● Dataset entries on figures
===============
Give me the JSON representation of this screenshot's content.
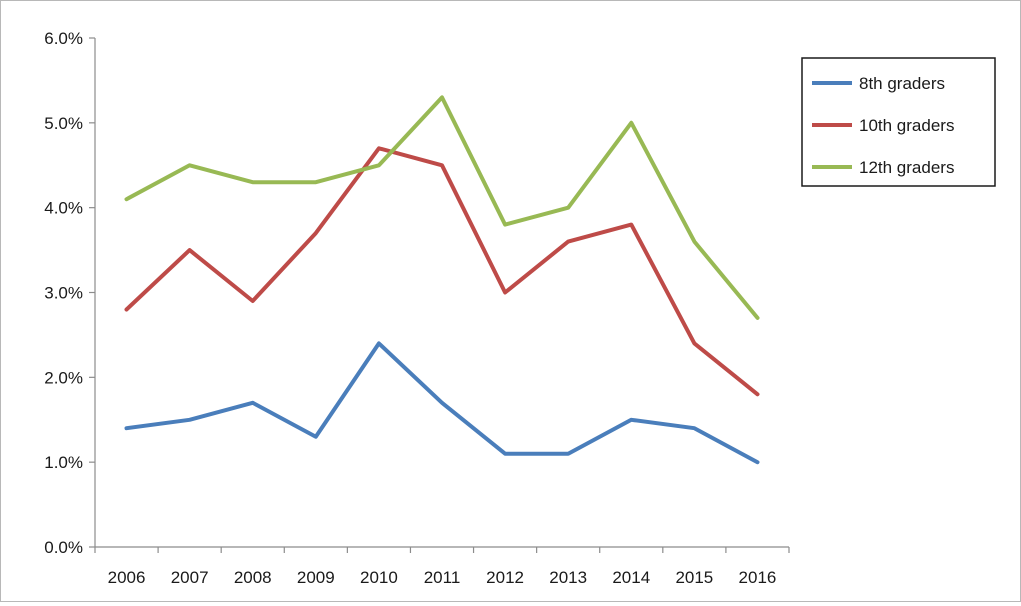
{
  "chart_data": {
    "type": "line",
    "title": "",
    "xlabel": "",
    "ylabel": "",
    "x": [
      "2006",
      "2007",
      "2008",
      "2009",
      "2010",
      "2011",
      "2012",
      "2013",
      "2014",
      "2015",
      "2016"
    ],
    "ylim": [
      0,
      6
    ],
    "yticks": [
      0,
      1,
      2,
      3,
      4,
      5,
      6
    ],
    "ytick_labels": [
      "0.0%",
      "1.0%",
      "2.0%",
      "3.0%",
      "4.0%",
      "5.0%",
      "6.0%"
    ],
    "y_unit": "%",
    "grid": false,
    "legend_position": "top-right",
    "series": [
      {
        "name": "8th graders",
        "color": "#4a7ebb",
        "values": [
          1.4,
          1.5,
          1.7,
          1.3,
          2.4,
          1.7,
          1.1,
          1.1,
          1.5,
          1.4,
          1.0
        ]
      },
      {
        "name": "10th graders",
        "color": "#be4b48",
        "values": [
          2.8,
          3.5,
          2.9,
          3.7,
          4.7,
          4.5,
          3.0,
          3.6,
          3.8,
          2.4,
          1.8
        ]
      },
      {
        "name": "12th graders",
        "color": "#98b954",
        "values": [
          4.1,
          4.5,
          4.3,
          4.3,
          4.5,
          5.3,
          3.8,
          4.0,
          5.0,
          3.6,
          2.7
        ]
      }
    ]
  }
}
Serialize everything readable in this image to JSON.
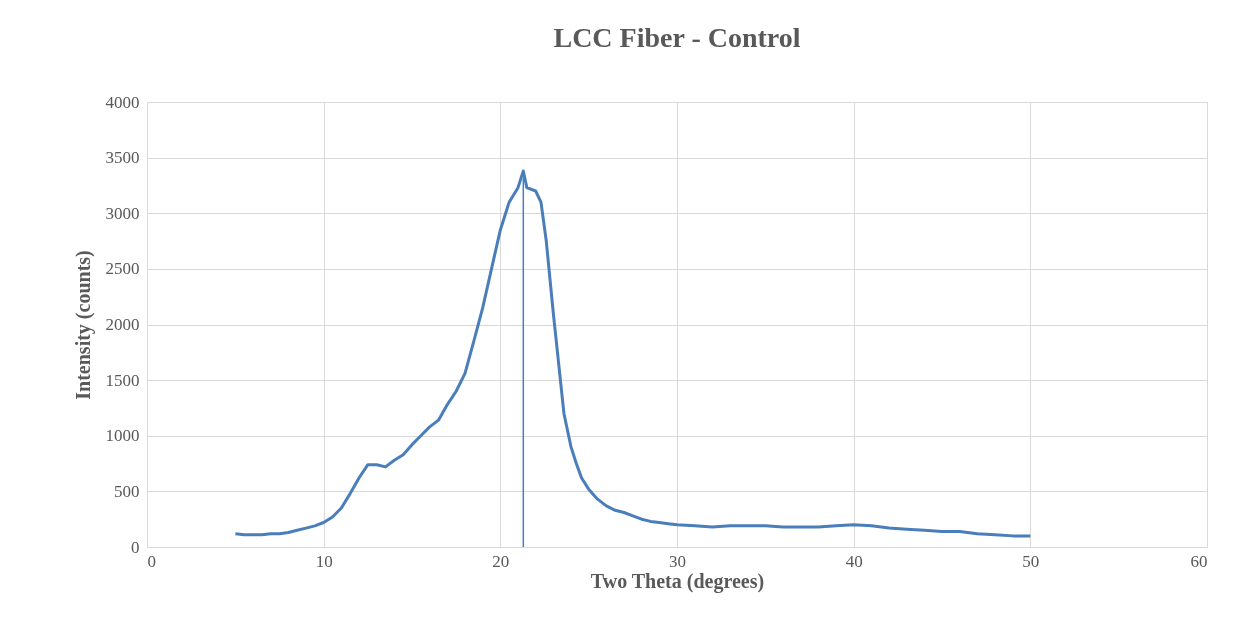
{
  "chart_data": {
    "type": "line",
    "title": "LCC Fiber - Control",
    "xlabel": "Two Theta (degrees)",
    "ylabel": "Intensity (counts)",
    "xlim": [
      0,
      60
    ],
    "xticks": [
      0,
      10,
      20,
      30,
      40,
      50,
      60
    ],
    "ylim": [
      0,
      4000
    ],
    "yticks": [
      0,
      500,
      1000,
      1500,
      2000,
      2500,
      3000,
      3500,
      4000
    ],
    "grid": true,
    "marker": "none",
    "line_style": "solid",
    "series": [
      {
        "color": "#4a7ebb",
        "x": [
          5,
          5.5,
          6,
          6.5,
          7,
          7.5,
          8,
          8.5,
          9,
          9.5,
          10,
          10.5,
          11,
          11.5,
          12,
          12.5,
          13,
          13.5,
          14,
          14.5,
          15,
          15.5,
          16,
          16.5,
          17,
          17.5,
          18,
          18.5,
          19,
          19.5,
          20,
          20.5,
          21,
          21.3,
          21.5,
          22,
          22.3,
          22.6,
          23,
          23.3,
          23.6,
          24,
          24.3,
          24.6,
          25,
          25.5,
          26,
          26.5,
          27,
          27.5,
          28,
          28.5,
          29,
          29.5,
          30,
          31,
          32,
          33,
          34,
          35,
          36,
          37,
          38,
          39,
          40,
          41,
          42,
          43,
          44,
          45,
          46,
          47,
          48,
          49,
          50
        ],
        "values": [
          120,
          110,
          110,
          110,
          120,
          120,
          130,
          150,
          170,
          190,
          220,
          270,
          350,
          480,
          620,
          740,
          740,
          720,
          780,
          830,
          920,
          1000,
          1080,
          1140,
          1280,
          1400,
          1560,
          1850,
          2150,
          2500,
          2850,
          3100,
          3230,
          3380,
          3230,
          3200,
          3100,
          2750,
          2100,
          1650,
          1200,
          900,
          750,
          620,
          520,
          430,
          370,
          330,
          310,
          280,
          250,
          230,
          220,
          210,
          200,
          190,
          180,
          190,
          190,
          190,
          180,
          180,
          180,
          190,
          200,
          190,
          170,
          160,
          150,
          140,
          140,
          120,
          110,
          100,
          100
        ]
      },
      {
        "color": "#4a7ebb",
        "x": [
          21.3,
          21.3
        ],
        "values": [
          0,
          3320
        ]
      }
    ]
  }
}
===============
● Problem to solve
Take the records above and transcribe them exactly, dropping every picture.

● Output for this exercise
Give me the JSON representation of this screenshot's content.
{
  "chart_data": {
    "type": "line",
    "title": "",
    "xlabel": "",
    "ylabel": "",
    "x": [
      "2006",
      "2007",
      "2008",
      "2009",
      "2010",
      "2011",
      "2012",
      "2013",
      "2014",
      "2015",
      "2016"
    ],
    "ylim": [
      0,
      6
    ],
    "yticks": [
      0,
      1,
      2,
      3,
      4,
      5,
      6
    ],
    "ytick_labels": [
      "0.0%",
      "1.0%",
      "2.0%",
      "3.0%",
      "4.0%",
      "5.0%",
      "6.0%"
    ],
    "y_unit": "%",
    "grid": false,
    "legend_position": "top-right",
    "series": [
      {
        "name": "8th graders",
        "color": "#4a7ebb",
        "values": [
          1.4,
          1.5,
          1.7,
          1.3,
          2.4,
          1.7,
          1.1,
          1.1,
          1.5,
          1.4,
          1.0
        ]
      },
      {
        "name": "10th graders",
        "color": "#be4b48",
        "values": [
          2.8,
          3.5,
          2.9,
          3.7,
          4.7,
          4.5,
          3.0,
          3.6,
          3.8,
          2.4,
          1.8
        ]
      },
      {
        "name": "12th graders",
        "color": "#98b954",
        "values": [
          4.1,
          4.5,
          4.3,
          4.3,
          4.5,
          5.3,
          3.8,
          4.0,
          5.0,
          3.6,
          2.7
        ]
      }
    ]
  }
}
Serialize everything readable in this image to JSON.
{
  "chart_data": {
    "type": "line",
    "title": "LCC Fiber - Control",
    "xlabel": "Two Theta (degrees)",
    "ylabel": "Intensity (counts)",
    "xlim": [
      0,
      60
    ],
    "xticks": [
      0,
      10,
      20,
      30,
      40,
      50,
      60
    ],
    "ylim": [
      0,
      4000
    ],
    "yticks": [
      0,
      500,
      1000,
      1500,
      2000,
      2500,
      3000,
      3500,
      4000
    ],
    "grid": true,
    "marker": "none",
    "line_style": "solid",
    "series": [
      {
        "color": "#4a7ebb",
        "x": [
          5,
          5.5,
          6,
          6.5,
          7,
          7.5,
          8,
          8.5,
          9,
          9.5,
          10,
          10.5,
          11,
          11.5,
          12,
          12.5,
          13,
          13.5,
          14,
          14.5,
          15,
          15.5,
          16,
          16.5,
          17,
          17.5,
          18,
          18.5,
          19,
          19.5,
          20,
          20.5,
          21,
          21.3,
          21.5,
          22,
          22.3,
          22.6,
          23,
          23.3,
          23.6,
          24,
          24.3,
          24.6,
          25,
          25.5,
          26,
          26.5,
          27,
          27.5,
          28,
          28.5,
          29,
          29.5,
          30,
          31,
          32,
          33,
          34,
          35,
          36,
          37,
          38,
          39,
          40,
          41,
          42,
          43,
          44,
          45,
          46,
          47,
          48,
          49,
          50
        ],
        "values": [
          120,
          110,
          110,
          110,
          120,
          120,
          130,
          150,
          170,
          190,
          220,
          270,
          350,
          480,
          620,
          740,
          740,
          720,
          780,
          830,
          920,
          1000,
          1080,
          1140,
          1280,
          1400,
          1560,
          1850,
          2150,
          2500,
          2850,
          3100,
          3230,
          3380,
          3230,
          3200,
          3100,
          2750,
          2100,
          1650,
          1200,
          900,
          750,
          620,
          520,
          430,
          370,
          330,
          310,
          280,
          250,
          230,
          220,
          210,
          200,
          190,
          180,
          190,
          190,
          190,
          180,
          180,
          180,
          190,
          200,
          190,
          170,
          160,
          150,
          140,
          140,
          120,
          110,
          100,
          100
        ]
      },
      {
        "color": "#4a7ebb",
        "x": [
          21.3,
          21.3
        ],
        "values": [
          0,
          3320
        ]
      }
    ]
  }
}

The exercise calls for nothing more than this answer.